*Problem to work on*
Find all lines in the records that include the word "Genitalbereichs", and copy them out.

*Records to use*
# # # # #

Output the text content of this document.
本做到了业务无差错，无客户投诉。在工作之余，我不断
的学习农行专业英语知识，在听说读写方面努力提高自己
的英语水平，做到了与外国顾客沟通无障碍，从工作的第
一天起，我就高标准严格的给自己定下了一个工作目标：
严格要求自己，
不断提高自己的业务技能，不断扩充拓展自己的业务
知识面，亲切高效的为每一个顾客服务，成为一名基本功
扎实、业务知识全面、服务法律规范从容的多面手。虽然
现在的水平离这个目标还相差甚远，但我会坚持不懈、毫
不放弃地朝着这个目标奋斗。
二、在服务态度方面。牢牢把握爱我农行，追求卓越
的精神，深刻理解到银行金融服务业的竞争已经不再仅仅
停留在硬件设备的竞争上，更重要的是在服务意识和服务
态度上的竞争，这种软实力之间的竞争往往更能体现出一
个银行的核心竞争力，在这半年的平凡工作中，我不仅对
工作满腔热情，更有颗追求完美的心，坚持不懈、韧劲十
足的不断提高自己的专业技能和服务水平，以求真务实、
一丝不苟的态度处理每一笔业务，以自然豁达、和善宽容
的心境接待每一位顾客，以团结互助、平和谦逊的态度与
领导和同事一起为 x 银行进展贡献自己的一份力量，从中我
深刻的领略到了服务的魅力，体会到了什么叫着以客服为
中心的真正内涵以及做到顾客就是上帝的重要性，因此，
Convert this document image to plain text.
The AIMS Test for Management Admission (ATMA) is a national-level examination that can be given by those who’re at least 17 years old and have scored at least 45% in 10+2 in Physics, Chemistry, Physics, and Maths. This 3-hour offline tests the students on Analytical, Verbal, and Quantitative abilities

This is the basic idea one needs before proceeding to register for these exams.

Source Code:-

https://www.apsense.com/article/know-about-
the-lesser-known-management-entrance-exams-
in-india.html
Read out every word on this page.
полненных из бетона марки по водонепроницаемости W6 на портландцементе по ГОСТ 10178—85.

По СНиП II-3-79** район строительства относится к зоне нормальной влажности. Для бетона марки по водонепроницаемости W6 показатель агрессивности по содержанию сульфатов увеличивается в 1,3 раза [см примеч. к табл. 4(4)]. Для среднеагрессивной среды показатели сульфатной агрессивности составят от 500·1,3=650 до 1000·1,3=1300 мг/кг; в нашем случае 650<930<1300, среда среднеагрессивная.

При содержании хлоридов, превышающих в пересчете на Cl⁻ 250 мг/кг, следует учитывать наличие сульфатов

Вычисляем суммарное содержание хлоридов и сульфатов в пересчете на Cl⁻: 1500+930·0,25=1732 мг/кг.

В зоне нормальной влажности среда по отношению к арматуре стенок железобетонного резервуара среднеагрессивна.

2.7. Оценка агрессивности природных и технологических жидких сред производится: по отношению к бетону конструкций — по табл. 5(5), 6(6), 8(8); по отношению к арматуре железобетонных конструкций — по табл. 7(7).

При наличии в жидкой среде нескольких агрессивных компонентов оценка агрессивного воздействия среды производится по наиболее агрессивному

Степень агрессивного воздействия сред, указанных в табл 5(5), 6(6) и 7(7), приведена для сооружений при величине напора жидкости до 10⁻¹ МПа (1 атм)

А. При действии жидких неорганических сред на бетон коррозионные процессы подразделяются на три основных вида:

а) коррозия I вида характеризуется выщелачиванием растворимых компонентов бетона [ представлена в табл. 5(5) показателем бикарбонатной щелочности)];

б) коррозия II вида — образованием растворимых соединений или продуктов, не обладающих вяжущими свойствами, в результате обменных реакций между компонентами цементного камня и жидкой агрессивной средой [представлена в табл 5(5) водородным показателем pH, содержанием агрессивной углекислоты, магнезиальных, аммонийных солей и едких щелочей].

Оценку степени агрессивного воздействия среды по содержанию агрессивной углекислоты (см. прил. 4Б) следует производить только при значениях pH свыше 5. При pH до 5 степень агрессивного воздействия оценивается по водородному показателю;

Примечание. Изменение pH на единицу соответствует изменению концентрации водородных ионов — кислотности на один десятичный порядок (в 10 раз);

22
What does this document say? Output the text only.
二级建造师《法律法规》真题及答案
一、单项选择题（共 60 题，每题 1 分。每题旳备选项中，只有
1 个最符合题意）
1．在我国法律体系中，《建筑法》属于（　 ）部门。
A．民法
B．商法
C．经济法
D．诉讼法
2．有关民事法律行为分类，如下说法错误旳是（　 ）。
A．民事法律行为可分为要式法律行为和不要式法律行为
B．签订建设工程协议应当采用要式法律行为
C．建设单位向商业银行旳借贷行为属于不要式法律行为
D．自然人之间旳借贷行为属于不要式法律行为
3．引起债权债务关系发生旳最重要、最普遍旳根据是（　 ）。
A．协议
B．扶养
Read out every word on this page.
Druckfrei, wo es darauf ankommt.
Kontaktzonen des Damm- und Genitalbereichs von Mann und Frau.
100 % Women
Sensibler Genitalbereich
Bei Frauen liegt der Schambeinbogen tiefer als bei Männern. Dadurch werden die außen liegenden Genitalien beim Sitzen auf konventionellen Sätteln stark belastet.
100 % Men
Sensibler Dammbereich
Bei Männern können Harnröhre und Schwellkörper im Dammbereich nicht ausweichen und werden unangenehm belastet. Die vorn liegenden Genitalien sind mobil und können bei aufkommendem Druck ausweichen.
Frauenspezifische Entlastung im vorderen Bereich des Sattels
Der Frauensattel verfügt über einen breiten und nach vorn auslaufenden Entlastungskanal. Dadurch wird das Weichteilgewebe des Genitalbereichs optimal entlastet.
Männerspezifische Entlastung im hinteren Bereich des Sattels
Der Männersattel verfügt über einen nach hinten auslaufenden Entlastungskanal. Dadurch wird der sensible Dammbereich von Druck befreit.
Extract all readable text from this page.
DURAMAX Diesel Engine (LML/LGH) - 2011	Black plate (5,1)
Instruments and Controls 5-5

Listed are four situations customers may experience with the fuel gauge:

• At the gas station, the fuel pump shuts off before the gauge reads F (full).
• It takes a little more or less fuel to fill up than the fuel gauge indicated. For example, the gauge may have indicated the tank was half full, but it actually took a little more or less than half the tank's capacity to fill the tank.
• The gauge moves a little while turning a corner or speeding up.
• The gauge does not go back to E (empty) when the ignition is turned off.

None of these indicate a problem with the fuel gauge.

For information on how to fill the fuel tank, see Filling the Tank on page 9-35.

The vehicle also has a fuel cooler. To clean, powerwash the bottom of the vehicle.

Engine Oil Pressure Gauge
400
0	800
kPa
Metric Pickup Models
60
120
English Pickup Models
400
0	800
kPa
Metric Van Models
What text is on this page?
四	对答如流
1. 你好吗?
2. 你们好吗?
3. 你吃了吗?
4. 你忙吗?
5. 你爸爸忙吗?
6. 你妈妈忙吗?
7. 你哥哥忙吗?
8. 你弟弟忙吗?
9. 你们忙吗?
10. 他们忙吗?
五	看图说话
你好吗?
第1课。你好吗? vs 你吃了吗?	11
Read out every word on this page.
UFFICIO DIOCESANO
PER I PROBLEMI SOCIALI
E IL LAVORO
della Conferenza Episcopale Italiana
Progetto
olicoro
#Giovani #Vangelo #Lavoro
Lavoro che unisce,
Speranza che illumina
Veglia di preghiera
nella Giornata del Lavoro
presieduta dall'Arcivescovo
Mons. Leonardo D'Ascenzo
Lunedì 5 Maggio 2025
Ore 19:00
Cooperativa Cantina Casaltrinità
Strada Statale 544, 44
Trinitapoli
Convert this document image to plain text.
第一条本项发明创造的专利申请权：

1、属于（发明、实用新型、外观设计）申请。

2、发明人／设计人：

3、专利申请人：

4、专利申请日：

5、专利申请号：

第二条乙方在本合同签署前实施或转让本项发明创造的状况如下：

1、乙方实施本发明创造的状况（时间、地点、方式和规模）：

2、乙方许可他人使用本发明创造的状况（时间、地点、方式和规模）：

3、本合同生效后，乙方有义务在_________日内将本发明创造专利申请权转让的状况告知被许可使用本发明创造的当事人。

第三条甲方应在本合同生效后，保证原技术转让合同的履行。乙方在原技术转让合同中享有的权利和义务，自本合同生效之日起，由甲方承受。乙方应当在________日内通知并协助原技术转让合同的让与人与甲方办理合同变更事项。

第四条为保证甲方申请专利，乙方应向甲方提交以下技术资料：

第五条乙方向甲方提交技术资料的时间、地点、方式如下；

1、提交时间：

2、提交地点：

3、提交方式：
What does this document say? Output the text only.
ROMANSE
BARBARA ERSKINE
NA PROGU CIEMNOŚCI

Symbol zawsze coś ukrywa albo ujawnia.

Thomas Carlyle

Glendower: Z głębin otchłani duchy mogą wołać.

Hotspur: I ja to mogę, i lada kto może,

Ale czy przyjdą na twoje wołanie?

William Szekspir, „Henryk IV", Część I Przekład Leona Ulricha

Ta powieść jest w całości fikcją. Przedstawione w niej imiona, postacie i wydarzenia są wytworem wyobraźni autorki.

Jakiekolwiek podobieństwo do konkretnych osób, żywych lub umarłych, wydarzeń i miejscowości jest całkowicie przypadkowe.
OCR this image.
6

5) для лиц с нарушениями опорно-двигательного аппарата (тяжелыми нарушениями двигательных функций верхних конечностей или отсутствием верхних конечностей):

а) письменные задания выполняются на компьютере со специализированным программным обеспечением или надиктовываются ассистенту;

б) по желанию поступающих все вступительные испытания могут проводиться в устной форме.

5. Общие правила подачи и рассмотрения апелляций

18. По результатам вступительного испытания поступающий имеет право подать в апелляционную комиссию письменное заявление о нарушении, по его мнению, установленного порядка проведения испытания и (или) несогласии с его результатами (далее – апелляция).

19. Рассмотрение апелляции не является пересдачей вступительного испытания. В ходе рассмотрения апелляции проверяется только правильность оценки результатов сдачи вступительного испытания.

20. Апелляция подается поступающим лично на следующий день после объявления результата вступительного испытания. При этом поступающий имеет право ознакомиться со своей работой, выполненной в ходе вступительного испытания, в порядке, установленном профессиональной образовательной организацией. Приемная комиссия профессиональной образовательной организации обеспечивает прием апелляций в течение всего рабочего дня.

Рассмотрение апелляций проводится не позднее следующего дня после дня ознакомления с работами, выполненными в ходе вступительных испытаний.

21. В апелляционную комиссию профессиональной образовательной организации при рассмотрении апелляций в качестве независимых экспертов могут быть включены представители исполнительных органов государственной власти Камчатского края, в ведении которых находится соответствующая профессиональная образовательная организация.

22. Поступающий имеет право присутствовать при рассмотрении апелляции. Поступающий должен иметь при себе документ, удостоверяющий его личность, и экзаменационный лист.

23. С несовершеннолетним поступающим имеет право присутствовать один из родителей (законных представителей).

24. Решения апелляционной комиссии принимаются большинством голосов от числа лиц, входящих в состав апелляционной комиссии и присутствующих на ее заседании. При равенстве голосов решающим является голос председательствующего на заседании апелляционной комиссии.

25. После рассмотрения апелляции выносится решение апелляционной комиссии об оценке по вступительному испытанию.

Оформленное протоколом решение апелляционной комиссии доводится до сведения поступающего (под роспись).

# # # # #

*Answer to the exercise*
Kontaktzonen des Damm- und Genitalbereichs von Mann und Frau.
Der Frauensattel verfügt über einen breiten und nach vorn auslaufenden Entlastungskanal. Dadurch wird das Weichteilgewebe des Genitalbereichs optimal entlastet.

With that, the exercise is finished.